» To do: In your copy, reproduce the entries exactly as they are, minus the images.
------------------------------
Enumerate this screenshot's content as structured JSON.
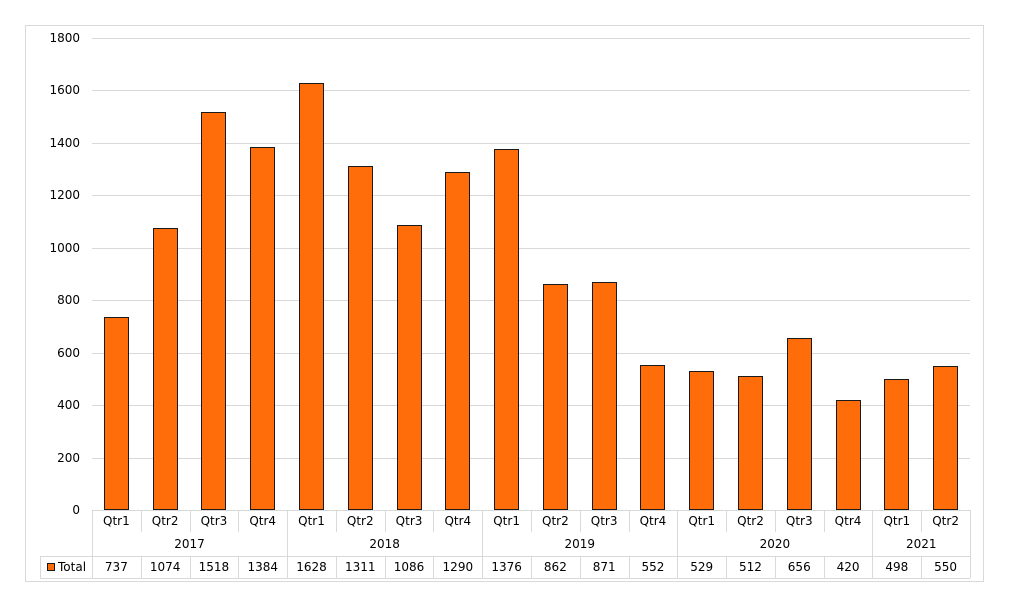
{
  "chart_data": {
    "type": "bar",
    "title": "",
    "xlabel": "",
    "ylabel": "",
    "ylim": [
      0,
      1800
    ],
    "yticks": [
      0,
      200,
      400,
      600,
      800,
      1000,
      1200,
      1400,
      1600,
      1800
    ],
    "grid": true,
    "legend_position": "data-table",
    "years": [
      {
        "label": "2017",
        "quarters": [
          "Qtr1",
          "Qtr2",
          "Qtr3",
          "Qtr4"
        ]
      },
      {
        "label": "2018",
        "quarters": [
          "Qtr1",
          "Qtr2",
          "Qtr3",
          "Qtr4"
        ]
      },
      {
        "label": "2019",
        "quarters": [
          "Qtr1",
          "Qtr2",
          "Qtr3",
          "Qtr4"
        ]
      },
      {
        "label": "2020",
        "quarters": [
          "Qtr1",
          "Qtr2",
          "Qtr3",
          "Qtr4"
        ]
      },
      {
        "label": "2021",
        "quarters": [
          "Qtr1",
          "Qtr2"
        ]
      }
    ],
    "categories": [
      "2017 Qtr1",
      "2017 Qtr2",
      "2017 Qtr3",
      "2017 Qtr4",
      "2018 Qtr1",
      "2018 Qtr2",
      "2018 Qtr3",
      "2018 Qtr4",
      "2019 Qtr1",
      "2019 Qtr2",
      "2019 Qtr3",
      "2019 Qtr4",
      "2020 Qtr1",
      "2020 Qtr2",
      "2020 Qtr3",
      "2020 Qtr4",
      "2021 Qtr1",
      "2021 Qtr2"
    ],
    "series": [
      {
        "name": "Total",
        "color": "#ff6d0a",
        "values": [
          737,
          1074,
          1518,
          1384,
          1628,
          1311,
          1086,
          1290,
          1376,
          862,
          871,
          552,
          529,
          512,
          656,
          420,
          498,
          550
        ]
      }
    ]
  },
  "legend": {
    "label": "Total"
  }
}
------------------------------
» Worked solution:
Enumerate this screenshot's content as structured JSON.
{
  "chart_data": {
    "type": "bar",
    "title": "",
    "xlabel": "",
    "ylabel": "",
    "ylim": [
      0,
      1800
    ],
    "yticks": [
      0,
      200,
      400,
      600,
      800,
      1000,
      1200,
      1400,
      1600,
      1800
    ],
    "grid": true,
    "legend_position": "data-table",
    "years": [
      {
        "label": "2017",
        "quarters": [
          "Qtr1",
          "Qtr2",
          "Qtr3",
          "Qtr4"
        ]
      },
      {
        "label": "2018",
        "quarters": [
          "Qtr1",
          "Qtr2",
          "Qtr3",
          "Qtr4"
        ]
      },
      {
        "label": "2019",
        "quarters": [
          "Qtr1",
          "Qtr2",
          "Qtr3",
          "Qtr4"
        ]
      },
      {
        "label": "2020",
        "quarters": [
          "Qtr1",
          "Qtr2",
          "Qtr3",
          "Qtr4"
        ]
      },
      {
        "label": "2021",
        "quarters": [
          "Qtr1",
          "Qtr2"
        ]
      }
    ],
    "categories": [
      "2017 Qtr1",
      "2017 Qtr2",
      "2017 Qtr3",
      "2017 Qtr4",
      "2018 Qtr1",
      "2018 Qtr2",
      "2018 Qtr3",
      "2018 Qtr4",
      "2019 Qtr1",
      "2019 Qtr2",
      "2019 Qtr3",
      "2019 Qtr4",
      "2020 Qtr1",
      "2020 Qtr2",
      "2020 Qtr3",
      "2020 Qtr4",
      "2021 Qtr1",
      "2021 Qtr2"
    ],
    "series": [
      {
        "name": "Total",
        "color": "#ff6d0a",
        "values": [
          737,
          1074,
          1518,
          1384,
          1628,
          1311,
          1086,
          1290,
          1376,
          862,
          871,
          552,
          529,
          512,
          656,
          420,
          498,
          550
        ]
      }
    ]
  },
  "legend": {
    "label": "Total"
  }
}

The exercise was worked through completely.